▶ **WHAT IS REQUIRED**
Within the records below, find each line with the word "water" and copy it out.
-*-*-
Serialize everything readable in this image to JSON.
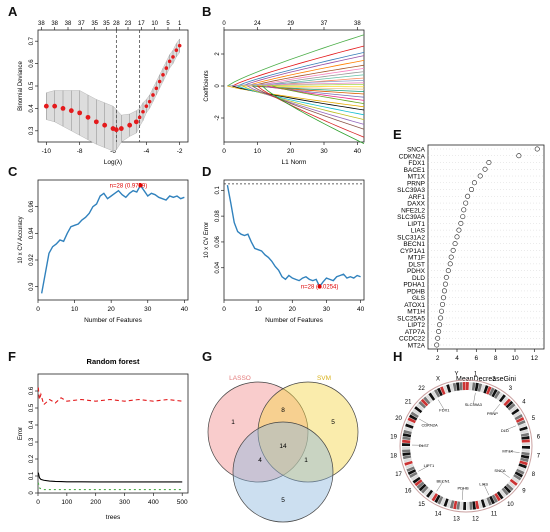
{
  "panels": {
    "A": "A",
    "B": "B",
    "C": "C",
    "D": "D",
    "E": "E",
    "F": "F",
    "G": "G",
    "H": "H"
  },
  "chart_data": [
    {
      "id": "A",
      "type": "scatter",
      "xlabel": "Log(λ)",
      "ylabel": "Binomial Deviance",
      "xlim": [
        -10.5,
        -1.5
      ],
      "ylim": [
        0.25,
        0.75
      ],
      "x_ticks": [
        -10,
        -8,
        -6,
        -4,
        -2
      ],
      "y_ticks": [
        0.3,
        0.4,
        0.5,
        0.6,
        0.7
      ],
      "top_ticks": [
        "38",
        "38",
        "38",
        "37",
        "35",
        "35",
        "28",
        "23",
        "17",
        "10",
        "5",
        "1"
      ],
      "top_tick_x": [
        -10.3,
        -9.5,
        -8.7,
        -7.9,
        -7.1,
        -6.4,
        -5.8,
        -5.1,
        -4.3,
        -3.5,
        -2.7,
        -2.0
      ],
      "vlines": [
        -5.8,
        -4.4
      ],
      "x": [
        -10,
        -9.5,
        -9,
        -8.5,
        -8,
        -7.5,
        -7,
        -6.5,
        -6,
        -5.8,
        -5.5,
        -5,
        -4.6,
        -4.4,
        -4.2,
        -4,
        -3.8,
        -3.6,
        -3.4,
        -3.2,
        -3,
        -2.8,
        -2.6,
        -2.4,
        -2.2,
        -2
      ],
      "y": [
        0.41,
        0.41,
        0.4,
        0.39,
        0.38,
        0.36,
        0.34,
        0.325,
        0.31,
        0.305,
        0.31,
        0.325,
        0.34,
        0.36,
        0.385,
        0.41,
        0.43,
        0.46,
        0.49,
        0.52,
        0.55,
        0.58,
        0.61,
        0.63,
        0.66,
        0.68
      ],
      "err": [
        0.06,
        0.07,
        0.08,
        0.09,
        0.1,
        0.1,
        0.1,
        0.1,
        0.1,
        0.09,
        0.06,
        0.05,
        0.05,
        0.04,
        0.04,
        0.03,
        0.03,
        0.03,
        0.03,
        0.03,
        0.03,
        0.03,
        0.03,
        0.03,
        0.03,
        0.03
      ],
      "color": "#e41a1c"
    },
    {
      "id": "B",
      "type": "line",
      "xlabel": "L1 Norm",
      "ylabel": "Coefficients",
      "xlim": [
        0,
        42
      ],
      "ylim": [
        -3.5,
        3.5
      ],
      "x_ticks": [
        0,
        10,
        20,
        30,
        40
      ],
      "y_ticks": [
        -2,
        0,
        2
      ],
      "top_ticks": [
        "0",
        "24",
        "29",
        "37",
        "38"
      ],
      "top_tick_x": [
        0,
        10,
        20,
        30,
        40
      ],
      "final_values": [
        3.2,
        2.5,
        2.1,
        1.9,
        1.6,
        1.3,
        1.1,
        0.9,
        0.7,
        0.5,
        0.35,
        0.2,
        0.1,
        -0.05,
        -0.2,
        -0.35,
        -0.5,
        -0.7,
        -0.9,
        -1.1,
        -1.3,
        -1.5,
        -1.8,
        -2.1,
        -2.4,
        -2.7,
        -3.2,
        -3.6
      ],
      "colors": [
        "#4daf4a",
        "#e41a1c",
        "#377eb8",
        "#984ea3",
        "#ff7f00",
        "#a65628",
        "#f781bf",
        "#999999",
        "#66c2a5",
        "#fc8d62",
        "#8da0cb",
        "#e78ac3",
        "#a6d854",
        "#ffd92f",
        "#e5c494",
        "#1b9e77",
        "#d95f02",
        "#7570b3",
        "#e7298a",
        "#66a61e",
        "#e6ab02",
        "#000000",
        "#17becf",
        "#bcbd22",
        "#9467bd",
        "#8c564b",
        "#d62728",
        "#2ca02c"
      ]
    },
    {
      "id": "C",
      "type": "line",
      "xlabel": "Number of Features",
      "ylabel": "10 x CV Accuracy",
      "xlim": [
        0,
        41
      ],
      "ylim": [
        0.89,
        0.98
      ],
      "x_ticks": [
        0,
        10,
        20,
        30,
        40
      ],
      "y_ticks": [
        0.9,
        0.92,
        0.94,
        0.96
      ],
      "annotation": "n=28 (0.9759)",
      "annotation_x": 28,
      "annotation_y": 0.976,
      "x": [
        1,
        2,
        3,
        4,
        5,
        6,
        7,
        8,
        9,
        10,
        11,
        12,
        13,
        14,
        15,
        16,
        17,
        18,
        19,
        20,
        21,
        22,
        23,
        24,
        25,
        26,
        27,
        28,
        29,
        30,
        31,
        32,
        33,
        34,
        35,
        36,
        37,
        38,
        39,
        40
      ],
      "y": [
        0.895,
        0.91,
        0.925,
        0.93,
        0.932,
        0.935,
        0.934,
        0.94,
        0.945,
        0.946,
        0.947,
        0.95,
        0.952,
        0.955,
        0.96,
        0.962,
        0.968,
        0.97,
        0.966,
        0.968,
        0.97,
        0.972,
        0.969,
        0.967,
        0.97,
        0.972,
        0.971,
        0.9759,
        0.972,
        0.968,
        0.97,
        0.969,
        0.967,
        0.966,
        0.965,
        0.968,
        0.967,
        0.968,
        0.966,
        0.967
      ],
      "color": "#3182bd"
    },
    {
      "id": "D",
      "type": "line",
      "xlabel": "Number of Features",
      "ylabel": "10 x CV Error",
      "xlim": [
        0,
        41
      ],
      "ylim": [
        0.015,
        0.108
      ],
      "x_ticks": [
        0,
        10,
        20,
        30,
        40
      ],
      "y_ticks": [
        0.04,
        0.06,
        0.08,
        0.1
      ],
      "hline": 0.105,
      "annotation": "n=28 (0.0254)",
      "annotation_x": 28,
      "annotation_y": 0.0254,
      "x": [
        1,
        2,
        3,
        4,
        5,
        6,
        7,
        8,
        9,
        10,
        11,
        12,
        13,
        14,
        15,
        16,
        17,
        18,
        19,
        20,
        21,
        22,
        23,
        24,
        25,
        26,
        27,
        28,
        29,
        30,
        31,
        32,
        33,
        34,
        35,
        36,
        37,
        38,
        39,
        40
      ],
      "y": [
        0.104,
        0.09,
        0.075,
        0.068,
        0.066,
        0.065,
        0.066,
        0.06,
        0.055,
        0.054,
        0.053,
        0.05,
        0.048,
        0.045,
        0.041,
        0.038,
        0.033,
        0.031,
        0.034,
        0.032,
        0.031,
        0.03,
        0.032,
        0.033,
        0.031,
        0.03,
        0.031,
        0.0254,
        0.029,
        0.032,
        0.031,
        0.03,
        0.033,
        0.034,
        0.035,
        0.032,
        0.033,
        0.032,
        0.034,
        0.033
      ],
      "color": "#3182bd"
    },
    {
      "id": "E",
      "type": "scatter",
      "xlabel": "MeanDecreaseGini",
      "xlim": [
        1,
        13
      ],
      "x_ticks": [
        2,
        4,
        6,
        8,
        10,
        12
      ],
      "labels": [
        "SNCA",
        "CDKN2A",
        "FDX1",
        "BACE1",
        "MT1X",
        "PRNP",
        "SLC39A3",
        "ARF1",
        "DAXX",
        "NFE2L2",
        "SLC39A5",
        "LIPT1",
        "LIAS",
        "SLC31A2",
        "BECN1",
        "CYP1A1",
        "MT1F",
        "DLST",
        "PDHX",
        "DLD",
        "PDHA1",
        "PDHB",
        "GLS",
        "ATOX1",
        "MT1H",
        "SLC25A5",
        "LIPT2",
        "ATP7A",
        "CCDC22",
        "MT2A"
      ],
      "values": [
        12.3,
        10.4,
        7.3,
        6.9,
        6.4,
        5.8,
        5.5,
        5.1,
        4.9,
        4.7,
        4.6,
        4.4,
        4.2,
        4.0,
        3.8,
        3.6,
        3.4,
        3.3,
        3.1,
        2.9,
        2.8,
        2.7,
        2.6,
        2.5,
        2.4,
        2.3,
        2.2,
        2.1,
        2.0,
        1.9
      ]
    },
    {
      "id": "F",
      "type": "line",
      "title": "Random forest",
      "xlabel": "trees",
      "ylabel": "Error",
      "xlim": [
        0,
        520
      ],
      "ylim": [
        0,
        0.7
      ],
      "x_ticks": [
        0,
        100,
        200,
        300,
        400,
        500
      ],
      "y_ticks": [
        0.0,
        0.1,
        0.2,
        0.3,
        0.4,
        0.5,
        0.6
      ],
      "series": [
        {
          "color": "#e31a1c",
          "dash": "4,3",
          "x": [
            1,
            5,
            10,
            20,
            40,
            60,
            80,
            100,
            150,
            200,
            250,
            300,
            350,
            400,
            450,
            500
          ],
          "y": [
            0.62,
            0.55,
            0.58,
            0.52,
            0.55,
            0.53,
            0.56,
            0.54,
            0.55,
            0.54,
            0.55,
            0.54,
            0.55,
            0.54,
            0.55,
            0.54
          ]
        },
        {
          "color": "#000000",
          "dash": "",
          "x": [
            1,
            5,
            10,
            20,
            40,
            60,
            80,
            100,
            150,
            200,
            250,
            300,
            350,
            400,
            450,
            500
          ],
          "y": [
            0.12,
            0.09,
            0.08,
            0.075,
            0.07,
            0.068,
            0.067,
            0.066,
            0.066,
            0.065,
            0.065,
            0.065,
            0.065,
            0.065,
            0.065,
            0.065
          ]
        },
        {
          "color": "#4daf4a",
          "dash": "2,3",
          "x": [
            1,
            5,
            10,
            20,
            40,
            60,
            80,
            100,
            150,
            200,
            250,
            300,
            350,
            400,
            450,
            500
          ],
          "y": [
            0.06,
            0.03,
            0.025,
            0.02,
            0.02,
            0.02,
            0.02,
            0.02,
            0.02,
            0.02,
            0.02,
            0.02,
            0.02,
            0.02,
            0.02,
            0.02
          ]
        }
      ]
    },
    {
      "id": "G",
      "type": "venn",
      "sets": [
        {
          "name": "LASSO",
          "color": "#f28e8e"
        },
        {
          "name": "SVM",
          "color": "#f5d547"
        },
        {
          "name": "",
          "color": "#8fb8de"
        }
      ],
      "regions": {
        "only_1": "1",
        "only_2": "5",
        "only_3": "5",
        "1_2": "8",
        "1_3": "4",
        "2_3": "1",
        "all": "14"
      }
    },
    {
      "id": "H",
      "type": "circos",
      "chromosomes": [
        "1",
        "2",
        "3",
        "4",
        "5",
        "6",
        "7",
        "8",
        "9",
        "10",
        "11",
        "12",
        "13",
        "14",
        "15",
        "16",
        "17",
        "18",
        "19",
        "20",
        "21",
        "22",
        "X",
        "Y"
      ],
      "genes": [
        "SLC39A3",
        "PRNP",
        "DLD",
        "MT1X",
        "SNCA",
        "LIAS",
        "PDHB",
        "BECN1",
        "LIPT1",
        "DLST",
        "CDKN2A",
        "FDX1"
      ]
    }
  ]
}
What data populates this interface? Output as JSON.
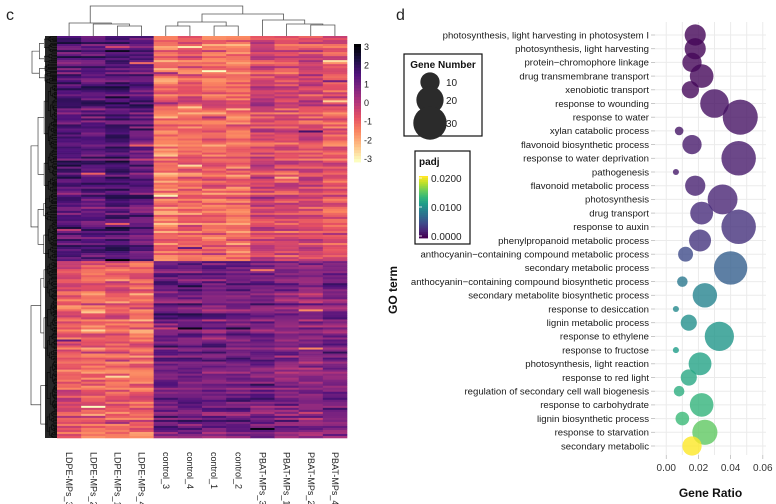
{
  "panels": {
    "left_letter": "c",
    "right_letter": "d"
  },
  "chart_data": [
    {
      "type": "heatmap",
      "title": "",
      "columns": [
        "LDPE-MPs_3",
        "LDPE-MPs_2",
        "LDPE-MPs_1",
        "LDPE-MPs_4",
        "control_3",
        "control_4",
        "control_1",
        "control_2",
        "PBAT-MPs_3",
        "PBAT-MPs_1",
        "PBAT-MPs_2",
        "PBAT-MPs_4"
      ],
      "column_groups": [
        {
          "name": "LDPE-MPs",
          "block_pattern": [
            "high",
            "low"
          ]
        },
        {
          "name": "control",
          "block_pattern": [
            "low",
            "high"
          ]
        },
        {
          "name": "PBAT-MPs",
          "block_pattern": [
            "mixed",
            "high"
          ]
        }
      ],
      "row_blocks": [
        {
          "fraction": 0.56,
          "mean_by_column": [
            1.4,
            1.3,
            1.6,
            1.2,
            -1.3,
            -1.0,
            -1.1,
            -1.2,
            -0.4,
            -0.6,
            -0.5,
            -0.8
          ]
        },
        {
          "fraction": 0.44,
          "mean_by_column": [
            -0.8,
            -1.0,
            -0.9,
            -1.1,
            1.0,
            1.1,
            0.9,
            1.0,
            0.9,
            0.8,
            0.6,
            0.9
          ]
        }
      ],
      "colorbar": {
        "ticks": [
          3,
          2,
          1,
          0,
          -1,
          -2,
          -3
        ],
        "range": [
          -3,
          3
        ],
        "palette": "magma"
      },
      "row_dendrogram": true,
      "column_dendrogram": true
    },
    {
      "type": "scatter",
      "title": "",
      "xlabel": "Gene Ratio",
      "ylabel": "GO term",
      "xlim": [
        -0.007,
        0.062
      ],
      "xticks": [
        "0.00",
        "0.02",
        "0.04",
        "0.06"
      ],
      "xtick_values": [
        0.0,
        0.02,
        0.04,
        0.06
      ],
      "grid": true,
      "terms": [
        "photosynthesis, light harvesting in photosystem I",
        "photosynthesis, light harvesting",
        "protein−chromophore linkage",
        "drug transmembrane transport",
        "xenobiotic transport",
        "response to wounding",
        "response to water",
        "xylan catabolic process",
        "flavonoid biosynthetic process",
        "response to water deprivation",
        "pathogenesis",
        "flavonoid metabolic process",
        "photosynthesis",
        "drug transport",
        "response to auxin",
        "phenylpropanoid metabolic process",
        "anthocyanin−containing compound metabolic process",
        "secondary metabolic process",
        "anthocyanin−containing compound biosynthetic process",
        "secondary metabolite biosynthetic process",
        "response to desiccation",
        "lignin metabolic process",
        "response to ethylene",
        "response to fructose",
        "photosynthesis, light reaction",
        "response to red light",
        "regulation of secondary cell wall biogenesis",
        "response to carbohydrate",
        "lignin biosynthetic process",
        "response to starvation",
        "secondary metabolic"
      ],
      "gene_ratio": [
        0.018,
        0.018,
        0.016,
        0.022,
        0.015,
        0.03,
        0.046,
        0.008,
        0.016,
        0.045,
        0.006,
        0.018,
        0.035,
        0.022,
        0.045,
        0.021,
        0.012,
        0.04,
        0.01,
        0.024,
        0.006,
        0.014,
        0.033,
        0.006,
        0.021,
        0.014,
        0.008,
        0.022,
        0.01,
        0.024,
        0.016
      ],
      "gene_number": [
        12,
        12,
        10,
        15,
        8,
        22,
        33,
        2,
        10,
        32,
        1,
        11,
        24,
        14,
        32,
        13,
        6,
        30,
        3,
        16,
        1,
        7,
        23,
        1,
        14,
        7,
        3,
        15,
        5,
        17,
        10
      ],
      "padj": [
        0.0002,
        0.0002,
        0.0003,
        0.0004,
        0.0004,
        0.0008,
        0.001,
        0.0012,
        0.0014,
        0.0014,
        0.0015,
        0.0018,
        0.002,
        0.0025,
        0.0028,
        0.003,
        0.0045,
        0.006,
        0.008,
        0.009,
        0.0095,
        0.01,
        0.0105,
        0.011,
        0.0115,
        0.012,
        0.0125,
        0.013,
        0.0135,
        0.015,
        0.02
      ],
      "size_legend": {
        "title": "Gene Number",
        "values": [
          10,
          20,
          30
        ]
      },
      "color_legend": {
        "title": "padj",
        "ticks": [
          "0.0200",
          "0.0100",
          "0.0000"
        ],
        "tick_values": [
          0.02,
          0.01,
          0.0
        ],
        "palette": "viridis"
      },
      "legend_position": "left"
    }
  ]
}
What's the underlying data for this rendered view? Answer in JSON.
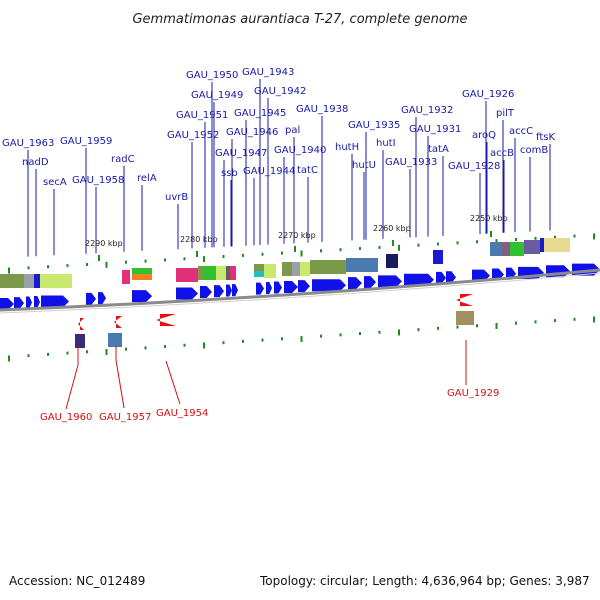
{
  "title": "Gemmatimonas aurantiaca T-27, complete genome",
  "footer": {
    "accession": "Accession: NC_012489",
    "summary": "Topology: circular; Length: 4,636,964 bp; Genes: 3,987"
  },
  "colors": {
    "forward_gene": "#1010e8",
    "reverse_gene": "#e81010",
    "label_forward": "#1a1aa8",
    "label_reverse": "#d41010",
    "backbone": "#8a8a8a",
    "tick": "#1f8a1f"
  },
  "kbp_labels": [
    "2290 kbp",
    "2280 kbp",
    "2270 kbp",
    "2260 kbp",
    "2250 kbp"
  ],
  "forward_labels": [
    "GAU_1963",
    "nadD",
    "secA",
    "GAU_1959",
    "GAU_1958",
    "radC",
    "relA",
    "uvrB",
    "GAU_1952",
    "GAU_1951",
    "GAU_1950",
    "GAU_1949",
    "GAU_1943",
    "GAU_1945",
    "GAU_1946",
    "GAU_1947",
    "ssb",
    "GAU_1944",
    "GAU_1942",
    "pal",
    "GAU_1940",
    "tatC",
    "GAU_1938",
    "hutH",
    "hutU",
    "GAU_1935",
    "hutI",
    "GAU_1932",
    "GAU_1931",
    "GAU_1933",
    "tatA",
    "GAU_1926",
    "aroQ",
    "GAU_1928",
    "pilT",
    "accB",
    "accC",
    "comB",
    "ftsK"
  ],
  "reverse_labels": [
    "GAU_1960",
    "GAU_1957",
    "GAU_1954",
    "GAU_1929"
  ]
}
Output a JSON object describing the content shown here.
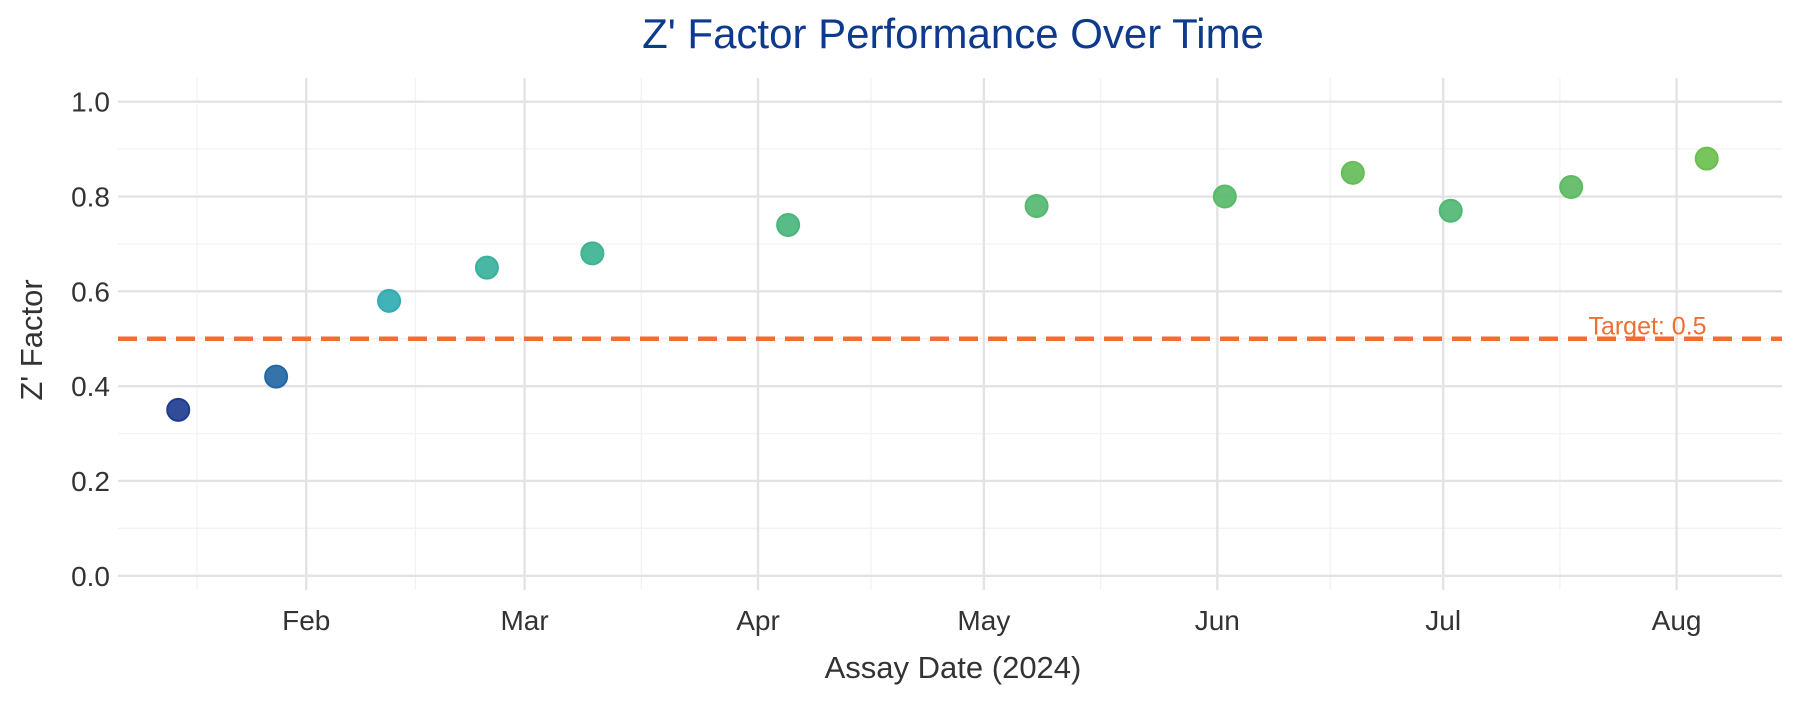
-*-*-
▶ **ANSWER TO THIS TASK**
        "response to water",
        "response to water deprivation",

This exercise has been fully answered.